* OBJECTIVE *
Where does the string "Turbina" appear in the records? Copy every line that contains it.

# Start of MATERIAL FOR THIS TASK

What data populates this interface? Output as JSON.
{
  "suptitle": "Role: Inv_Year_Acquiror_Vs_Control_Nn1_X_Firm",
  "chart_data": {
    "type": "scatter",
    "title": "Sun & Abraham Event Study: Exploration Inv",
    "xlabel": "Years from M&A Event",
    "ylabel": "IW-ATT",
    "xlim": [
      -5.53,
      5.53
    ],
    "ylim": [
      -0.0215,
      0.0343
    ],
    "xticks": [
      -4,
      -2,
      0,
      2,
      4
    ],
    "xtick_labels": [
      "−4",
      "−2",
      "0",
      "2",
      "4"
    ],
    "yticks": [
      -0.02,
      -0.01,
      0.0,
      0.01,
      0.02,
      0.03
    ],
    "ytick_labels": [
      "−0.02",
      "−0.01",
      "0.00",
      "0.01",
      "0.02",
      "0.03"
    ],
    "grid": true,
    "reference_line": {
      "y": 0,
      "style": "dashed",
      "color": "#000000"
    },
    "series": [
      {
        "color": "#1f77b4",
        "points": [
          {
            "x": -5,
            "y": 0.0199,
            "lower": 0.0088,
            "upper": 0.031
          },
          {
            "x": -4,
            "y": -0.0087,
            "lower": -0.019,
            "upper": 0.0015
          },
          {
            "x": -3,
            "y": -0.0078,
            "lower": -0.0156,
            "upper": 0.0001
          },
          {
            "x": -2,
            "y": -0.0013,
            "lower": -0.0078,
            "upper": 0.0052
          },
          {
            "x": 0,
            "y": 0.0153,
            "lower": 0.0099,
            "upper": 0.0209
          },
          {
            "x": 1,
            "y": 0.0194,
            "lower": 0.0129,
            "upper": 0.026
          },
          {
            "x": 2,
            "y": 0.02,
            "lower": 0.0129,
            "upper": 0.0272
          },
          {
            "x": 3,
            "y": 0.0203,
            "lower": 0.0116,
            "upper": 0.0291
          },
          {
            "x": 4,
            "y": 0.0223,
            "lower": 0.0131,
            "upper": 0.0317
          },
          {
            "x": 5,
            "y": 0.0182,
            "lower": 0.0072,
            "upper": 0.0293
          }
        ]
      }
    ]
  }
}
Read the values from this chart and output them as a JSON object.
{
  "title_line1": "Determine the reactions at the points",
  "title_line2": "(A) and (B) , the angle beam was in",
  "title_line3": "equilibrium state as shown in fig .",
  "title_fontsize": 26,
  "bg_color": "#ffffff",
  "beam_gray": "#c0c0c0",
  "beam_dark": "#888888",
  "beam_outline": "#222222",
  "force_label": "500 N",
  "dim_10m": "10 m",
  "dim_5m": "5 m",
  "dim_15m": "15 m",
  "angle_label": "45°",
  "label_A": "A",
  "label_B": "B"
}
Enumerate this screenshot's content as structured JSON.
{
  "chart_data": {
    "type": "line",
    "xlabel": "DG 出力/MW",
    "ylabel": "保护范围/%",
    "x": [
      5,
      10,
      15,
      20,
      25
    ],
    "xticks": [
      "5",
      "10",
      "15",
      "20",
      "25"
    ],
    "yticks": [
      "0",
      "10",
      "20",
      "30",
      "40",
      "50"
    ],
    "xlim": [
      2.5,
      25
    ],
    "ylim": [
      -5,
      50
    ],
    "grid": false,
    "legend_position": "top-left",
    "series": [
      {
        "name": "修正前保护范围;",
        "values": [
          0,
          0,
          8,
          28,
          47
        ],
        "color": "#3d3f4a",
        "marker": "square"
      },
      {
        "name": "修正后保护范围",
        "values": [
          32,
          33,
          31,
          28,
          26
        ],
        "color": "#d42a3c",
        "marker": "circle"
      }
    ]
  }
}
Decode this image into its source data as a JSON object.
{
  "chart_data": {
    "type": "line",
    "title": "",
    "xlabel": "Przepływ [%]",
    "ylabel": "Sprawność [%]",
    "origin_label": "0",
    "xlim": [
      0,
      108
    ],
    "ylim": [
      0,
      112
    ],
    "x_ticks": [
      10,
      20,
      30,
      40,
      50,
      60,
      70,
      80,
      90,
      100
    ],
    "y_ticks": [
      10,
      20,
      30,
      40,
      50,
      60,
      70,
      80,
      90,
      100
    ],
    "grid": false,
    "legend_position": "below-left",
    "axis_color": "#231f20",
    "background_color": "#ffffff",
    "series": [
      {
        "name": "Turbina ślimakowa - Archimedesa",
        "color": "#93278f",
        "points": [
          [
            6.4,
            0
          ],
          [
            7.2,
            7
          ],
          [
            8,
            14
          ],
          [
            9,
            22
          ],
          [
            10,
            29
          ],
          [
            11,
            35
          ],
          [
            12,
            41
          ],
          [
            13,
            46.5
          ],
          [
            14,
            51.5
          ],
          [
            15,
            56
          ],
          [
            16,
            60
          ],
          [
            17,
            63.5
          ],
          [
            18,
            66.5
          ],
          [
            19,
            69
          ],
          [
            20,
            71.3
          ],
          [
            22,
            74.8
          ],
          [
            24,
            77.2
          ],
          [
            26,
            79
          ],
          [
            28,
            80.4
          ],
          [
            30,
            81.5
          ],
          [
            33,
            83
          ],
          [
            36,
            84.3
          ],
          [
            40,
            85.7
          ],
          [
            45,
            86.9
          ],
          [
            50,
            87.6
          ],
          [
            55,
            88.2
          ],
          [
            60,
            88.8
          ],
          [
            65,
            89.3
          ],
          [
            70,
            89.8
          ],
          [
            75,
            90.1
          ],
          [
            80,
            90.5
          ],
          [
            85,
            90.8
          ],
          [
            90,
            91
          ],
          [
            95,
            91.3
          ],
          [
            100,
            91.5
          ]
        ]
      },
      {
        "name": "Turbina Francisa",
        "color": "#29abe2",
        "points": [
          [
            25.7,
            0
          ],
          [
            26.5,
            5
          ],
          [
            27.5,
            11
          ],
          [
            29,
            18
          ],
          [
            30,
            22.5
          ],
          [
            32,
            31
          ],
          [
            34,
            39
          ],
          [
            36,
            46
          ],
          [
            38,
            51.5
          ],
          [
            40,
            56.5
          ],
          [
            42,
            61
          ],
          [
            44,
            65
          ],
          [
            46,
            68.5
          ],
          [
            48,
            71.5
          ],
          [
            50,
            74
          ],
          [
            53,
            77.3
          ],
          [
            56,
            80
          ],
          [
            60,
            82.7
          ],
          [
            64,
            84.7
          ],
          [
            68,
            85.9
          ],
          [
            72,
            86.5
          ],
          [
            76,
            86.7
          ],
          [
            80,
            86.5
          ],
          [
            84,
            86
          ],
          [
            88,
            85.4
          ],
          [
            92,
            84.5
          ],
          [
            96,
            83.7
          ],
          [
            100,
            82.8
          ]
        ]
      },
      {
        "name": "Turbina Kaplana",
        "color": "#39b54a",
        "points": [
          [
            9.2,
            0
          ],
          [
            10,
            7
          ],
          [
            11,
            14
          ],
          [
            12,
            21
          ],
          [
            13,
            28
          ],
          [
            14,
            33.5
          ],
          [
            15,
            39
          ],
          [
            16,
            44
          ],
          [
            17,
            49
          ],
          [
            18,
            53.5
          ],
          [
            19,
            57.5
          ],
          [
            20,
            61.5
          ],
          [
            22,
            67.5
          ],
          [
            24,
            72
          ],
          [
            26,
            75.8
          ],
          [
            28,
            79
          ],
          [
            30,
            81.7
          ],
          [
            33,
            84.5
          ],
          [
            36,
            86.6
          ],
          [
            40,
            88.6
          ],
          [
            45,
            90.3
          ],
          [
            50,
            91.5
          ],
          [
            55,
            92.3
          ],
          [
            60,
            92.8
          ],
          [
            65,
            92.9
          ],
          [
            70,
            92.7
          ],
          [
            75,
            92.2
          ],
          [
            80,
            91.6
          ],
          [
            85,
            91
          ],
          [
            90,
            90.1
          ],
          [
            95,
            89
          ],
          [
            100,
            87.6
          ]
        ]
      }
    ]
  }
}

# End of MATERIAL FOR THIS TASK

* CORRECT RESPONSE *
        "name": "Turbina ślimakowa - Archimedesa",
        "name": "Turbina Francisa",
        "name": "Turbina Kaplana",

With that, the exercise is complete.